[EXERCISE INSTRUCTIONS] Below is a listing to transcribe in full and exactly; keep the pictures out.
-- begin --
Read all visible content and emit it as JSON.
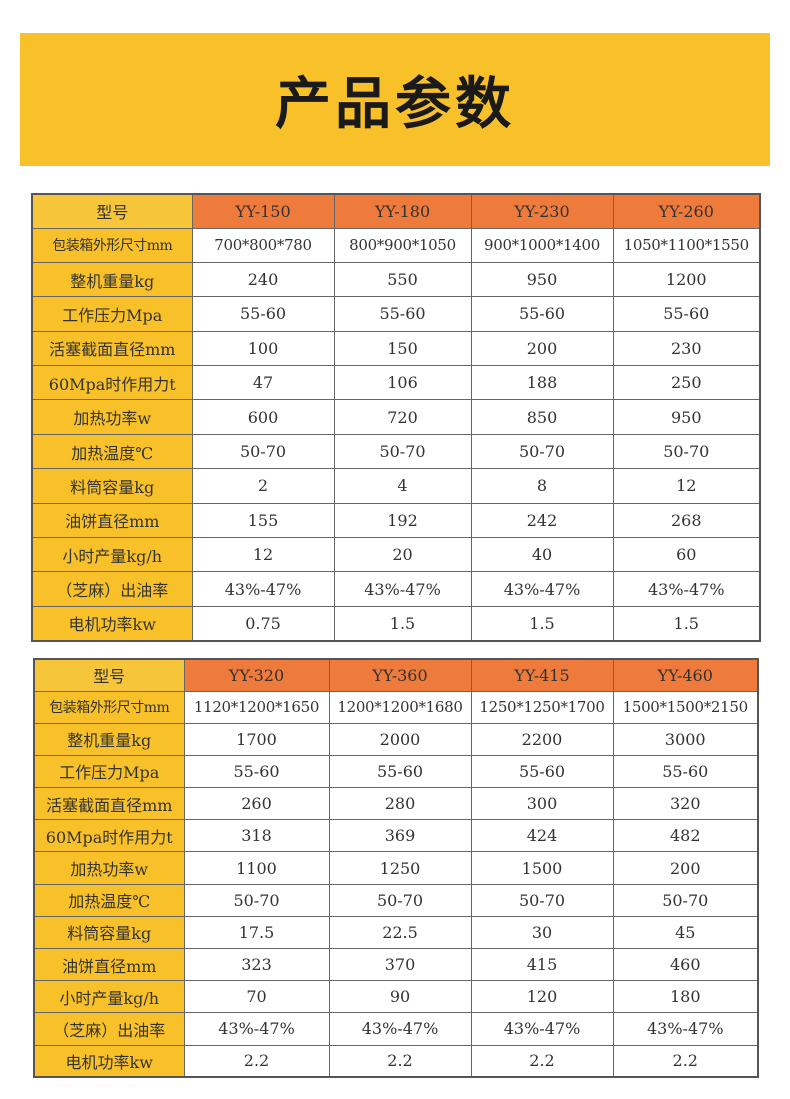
{
  "banner": {
    "title": "产品参数"
  },
  "row_labels": [
    "包装箱外形尺寸mm",
    "整机重量kg",
    "工作压力Mpa",
    "活塞截面直径mm",
    "60Mpa时作用力t",
    "加热功率w",
    "加热温度℃",
    "料筒容量kg",
    "油饼直径mm",
    "小时产量kg/h",
    "（芝麻）出油率",
    "电机功率kw"
  ],
  "tables": [
    {
      "header": [
        "型号",
        "YY-150",
        "YY-180",
        "YY-230",
        "YY-260"
      ],
      "rows": [
        [
          "700*800*780",
          "800*900*1050",
          "900*1000*1400",
          "1050*1100*1550"
        ],
        [
          "240",
          "550",
          "950",
          "1200"
        ],
        [
          "55-60",
          "55-60",
          "55-60",
          "55-60"
        ],
        [
          "100",
          "150",
          "200",
          "230"
        ],
        [
          "47",
          "106",
          "188",
          "250"
        ],
        [
          "600",
          "720",
          "850",
          "950"
        ],
        [
          "50-70",
          "50-70",
          "50-70",
          "50-70"
        ],
        [
          "2",
          "4",
          "8",
          "12"
        ],
        [
          "155",
          "192",
          "242",
          "268"
        ],
        [
          "12",
          "20",
          "40",
          "60"
        ],
        [
          "43%-47%",
          "43%-47%",
          "43%-47%",
          "43%-47%"
        ],
        [
          "0.75",
          "1.5",
          "1.5",
          "1.5"
        ]
      ]
    },
    {
      "header": [
        "型号",
        "YY-320",
        "YY-360",
        "YY-415",
        "YY-460"
      ],
      "rows": [
        [
          "1120*1200*1650",
          "1200*1200*1680",
          "1250*1250*1700",
          "1500*1500*2150"
        ],
        [
          "1700",
          "2000",
          "2200",
          "3000"
        ],
        [
          "55-60",
          "55-60",
          "55-60",
          "55-60"
        ],
        [
          "260",
          "280",
          "300",
          "320"
        ],
        [
          "318",
          "369",
          "424",
          "482"
        ],
        [
          "1100",
          "1250",
          "1500",
          "200"
        ],
        [
          "50-70",
          "50-70",
          "50-70",
          "50-70"
        ],
        [
          "17.5",
          "22.5",
          "30",
          "45"
        ],
        [
          "323",
          "370",
          "415",
          "460"
        ],
        [
          "70",
          "90",
          "120",
          "180"
        ],
        [
          "43%-47%",
          "43%-47%",
          "43%-47%",
          "43%-47%"
        ],
        [
          "2.2",
          "2.2",
          "2.2",
          "2.2"
        ]
      ]
    }
  ],
  "colors": {
    "banner": "#f8c12a",
    "label_cell": "#f8c12a",
    "header_model": "#ee7a3b"
  }
}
-- end --
[TASK RESPONSE]
Read all visible content and emit it as JSON.
{
  "banner": {
    "title": "产品参数"
  },
  "row_labels": [
    "包装箱外形尺寸mm",
    "整机重量kg",
    "工作压力Mpa",
    "活塞截面直径mm",
    "60Mpa时作用力t",
    "加热功率w",
    "加热温度℃",
    "料筒容量kg",
    "油饼直径mm",
    "小时产量kg/h",
    "（芝麻）出油率",
    "电机功率kw"
  ],
  "tables": [
    {
      "header": [
        "型号",
        "YY-150",
        "YY-180",
        "YY-230",
        "YY-260"
      ],
      "rows": [
        [
          "700*800*780",
          "800*900*1050",
          "900*1000*1400",
          "1050*1100*1550"
        ],
        [
          "240",
          "550",
          "950",
          "1200"
        ],
        [
          "55-60",
          "55-60",
          "55-60",
          "55-60"
        ],
        [
          "100",
          "150",
          "200",
          "230"
        ],
        [
          "47",
          "106",
          "188",
          "250"
        ],
        [
          "600",
          "720",
          "850",
          "950"
        ],
        [
          "50-70",
          "50-70",
          "50-70",
          "50-70"
        ],
        [
          "2",
          "4",
          "8",
          "12"
        ],
        [
          "155",
          "192",
          "242",
          "268"
        ],
        [
          "12",
          "20",
          "40",
          "60"
        ],
        [
          "43%-47%",
          "43%-47%",
          "43%-47%",
          "43%-47%"
        ],
        [
          "0.75",
          "1.5",
          "1.5",
          "1.5"
        ]
      ]
    },
    {
      "header": [
        "型号",
        "YY-320",
        "YY-360",
        "YY-415",
        "YY-460"
      ],
      "rows": [
        [
          "1120*1200*1650",
          "1200*1200*1680",
          "1250*1250*1700",
          "1500*1500*2150"
        ],
        [
          "1700",
          "2000",
          "2200",
          "3000"
        ],
        [
          "55-60",
          "55-60",
          "55-60",
          "55-60"
        ],
        [
          "260",
          "280",
          "300",
          "320"
        ],
        [
          "318",
          "369",
          "424",
          "482"
        ],
        [
          "1100",
          "1250",
          "1500",
          "200"
        ],
        [
          "50-70",
          "50-70",
          "50-70",
          "50-70"
        ],
        [
          "17.5",
          "22.5",
          "30",
          "45"
        ],
        [
          "323",
          "370",
          "415",
          "460"
        ],
        [
          "70",
          "90",
          "120",
          "180"
        ],
        [
          "43%-47%",
          "43%-47%",
          "43%-47%",
          "43%-47%"
        ],
        [
          "2.2",
          "2.2",
          "2.2",
          "2.2"
        ]
      ]
    }
  ],
  "colors": {
    "banner": "#f8c12a",
    "label_cell": "#f8c12a",
    "header_model": "#ee7a3b"
  }
}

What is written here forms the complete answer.